Input data:
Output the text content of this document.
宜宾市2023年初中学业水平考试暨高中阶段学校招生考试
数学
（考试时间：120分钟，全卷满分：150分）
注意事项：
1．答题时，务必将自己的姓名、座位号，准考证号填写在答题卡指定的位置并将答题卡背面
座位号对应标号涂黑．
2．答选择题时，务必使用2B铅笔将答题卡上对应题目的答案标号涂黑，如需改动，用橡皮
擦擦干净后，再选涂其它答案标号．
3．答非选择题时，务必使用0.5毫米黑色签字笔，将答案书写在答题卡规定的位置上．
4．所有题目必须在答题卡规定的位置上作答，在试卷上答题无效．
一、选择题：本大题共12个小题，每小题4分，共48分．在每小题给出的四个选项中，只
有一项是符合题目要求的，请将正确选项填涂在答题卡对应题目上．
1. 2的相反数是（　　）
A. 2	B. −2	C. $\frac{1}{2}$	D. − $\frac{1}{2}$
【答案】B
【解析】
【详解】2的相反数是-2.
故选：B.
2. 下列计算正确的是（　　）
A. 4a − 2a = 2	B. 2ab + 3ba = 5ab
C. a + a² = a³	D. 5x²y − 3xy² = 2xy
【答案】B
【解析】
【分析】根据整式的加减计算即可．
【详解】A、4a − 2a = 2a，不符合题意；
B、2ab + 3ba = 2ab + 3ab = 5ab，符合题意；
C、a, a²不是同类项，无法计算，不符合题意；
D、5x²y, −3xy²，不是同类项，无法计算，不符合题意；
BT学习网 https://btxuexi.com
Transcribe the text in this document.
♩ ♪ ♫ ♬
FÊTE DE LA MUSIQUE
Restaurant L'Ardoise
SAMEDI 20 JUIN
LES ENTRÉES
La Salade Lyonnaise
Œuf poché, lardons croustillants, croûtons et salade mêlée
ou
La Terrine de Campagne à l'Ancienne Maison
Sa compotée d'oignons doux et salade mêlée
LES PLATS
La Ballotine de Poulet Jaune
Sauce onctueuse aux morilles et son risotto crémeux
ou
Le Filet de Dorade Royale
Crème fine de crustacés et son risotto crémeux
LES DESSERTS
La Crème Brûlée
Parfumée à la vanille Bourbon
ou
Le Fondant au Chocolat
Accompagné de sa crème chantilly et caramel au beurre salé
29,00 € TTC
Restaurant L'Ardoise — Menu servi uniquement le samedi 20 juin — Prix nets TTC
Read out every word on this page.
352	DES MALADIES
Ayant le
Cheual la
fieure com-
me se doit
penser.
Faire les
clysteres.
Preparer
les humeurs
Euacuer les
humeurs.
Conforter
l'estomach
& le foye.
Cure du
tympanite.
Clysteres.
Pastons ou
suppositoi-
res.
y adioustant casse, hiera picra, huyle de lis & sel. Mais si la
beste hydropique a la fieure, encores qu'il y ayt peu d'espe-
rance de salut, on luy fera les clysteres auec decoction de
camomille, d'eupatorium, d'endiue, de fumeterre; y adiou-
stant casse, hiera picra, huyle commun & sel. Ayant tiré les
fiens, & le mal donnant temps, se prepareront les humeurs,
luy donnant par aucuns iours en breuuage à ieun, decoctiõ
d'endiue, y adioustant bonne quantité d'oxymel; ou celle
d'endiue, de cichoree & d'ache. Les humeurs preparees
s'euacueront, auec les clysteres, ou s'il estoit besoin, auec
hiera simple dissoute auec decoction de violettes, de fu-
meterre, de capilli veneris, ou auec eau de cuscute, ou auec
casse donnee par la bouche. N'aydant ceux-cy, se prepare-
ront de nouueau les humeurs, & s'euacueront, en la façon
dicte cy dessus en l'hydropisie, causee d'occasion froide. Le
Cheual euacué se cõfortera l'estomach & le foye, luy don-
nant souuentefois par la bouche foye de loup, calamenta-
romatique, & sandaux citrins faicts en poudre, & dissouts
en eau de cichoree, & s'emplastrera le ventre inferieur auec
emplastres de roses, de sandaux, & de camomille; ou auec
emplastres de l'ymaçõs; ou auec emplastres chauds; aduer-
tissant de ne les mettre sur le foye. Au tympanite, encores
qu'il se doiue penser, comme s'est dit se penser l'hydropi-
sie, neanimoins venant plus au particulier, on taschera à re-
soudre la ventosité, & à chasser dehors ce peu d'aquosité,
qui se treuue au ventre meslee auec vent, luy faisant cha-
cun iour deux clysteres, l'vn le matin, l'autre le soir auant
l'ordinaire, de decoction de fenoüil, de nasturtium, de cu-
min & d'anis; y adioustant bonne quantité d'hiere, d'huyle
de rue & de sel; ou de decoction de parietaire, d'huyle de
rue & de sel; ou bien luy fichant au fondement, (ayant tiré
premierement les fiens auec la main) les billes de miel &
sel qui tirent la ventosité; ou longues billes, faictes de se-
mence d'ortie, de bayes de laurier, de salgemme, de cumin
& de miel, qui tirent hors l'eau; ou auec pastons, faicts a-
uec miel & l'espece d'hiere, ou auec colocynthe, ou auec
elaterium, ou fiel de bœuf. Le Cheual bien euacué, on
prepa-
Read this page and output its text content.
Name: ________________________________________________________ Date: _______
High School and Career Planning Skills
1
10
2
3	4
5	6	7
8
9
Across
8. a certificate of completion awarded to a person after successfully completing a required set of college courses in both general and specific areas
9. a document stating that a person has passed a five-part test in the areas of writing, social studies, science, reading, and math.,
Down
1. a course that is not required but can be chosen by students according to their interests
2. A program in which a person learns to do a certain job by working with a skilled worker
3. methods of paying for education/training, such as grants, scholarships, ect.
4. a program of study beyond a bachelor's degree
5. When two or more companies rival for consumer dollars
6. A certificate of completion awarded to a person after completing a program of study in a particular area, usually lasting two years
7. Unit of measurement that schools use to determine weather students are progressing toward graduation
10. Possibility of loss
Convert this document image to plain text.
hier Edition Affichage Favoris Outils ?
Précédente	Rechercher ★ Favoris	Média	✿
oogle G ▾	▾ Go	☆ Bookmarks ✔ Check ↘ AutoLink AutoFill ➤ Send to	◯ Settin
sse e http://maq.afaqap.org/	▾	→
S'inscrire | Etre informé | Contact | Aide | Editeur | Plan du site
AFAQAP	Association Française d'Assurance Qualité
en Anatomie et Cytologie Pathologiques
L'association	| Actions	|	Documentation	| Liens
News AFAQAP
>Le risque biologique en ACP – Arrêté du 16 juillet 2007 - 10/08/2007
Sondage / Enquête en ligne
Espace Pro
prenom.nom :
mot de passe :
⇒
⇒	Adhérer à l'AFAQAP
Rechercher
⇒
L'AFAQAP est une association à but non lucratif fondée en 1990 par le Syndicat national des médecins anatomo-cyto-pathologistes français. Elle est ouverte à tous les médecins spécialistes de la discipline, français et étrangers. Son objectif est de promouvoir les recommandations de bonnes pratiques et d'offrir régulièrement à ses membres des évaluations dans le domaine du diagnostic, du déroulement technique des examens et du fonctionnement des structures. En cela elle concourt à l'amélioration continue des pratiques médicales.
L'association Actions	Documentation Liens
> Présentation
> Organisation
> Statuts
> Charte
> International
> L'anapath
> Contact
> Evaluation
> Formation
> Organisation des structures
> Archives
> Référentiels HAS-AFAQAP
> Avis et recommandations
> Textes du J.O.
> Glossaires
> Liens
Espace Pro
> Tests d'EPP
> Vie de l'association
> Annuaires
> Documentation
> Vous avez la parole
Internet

Required task: Copy all lines from the material that contain "Contact".

Solution to this task:
S'inscrire | Etre informé | Contact | Aide | Editeur | Plan du site
> Contact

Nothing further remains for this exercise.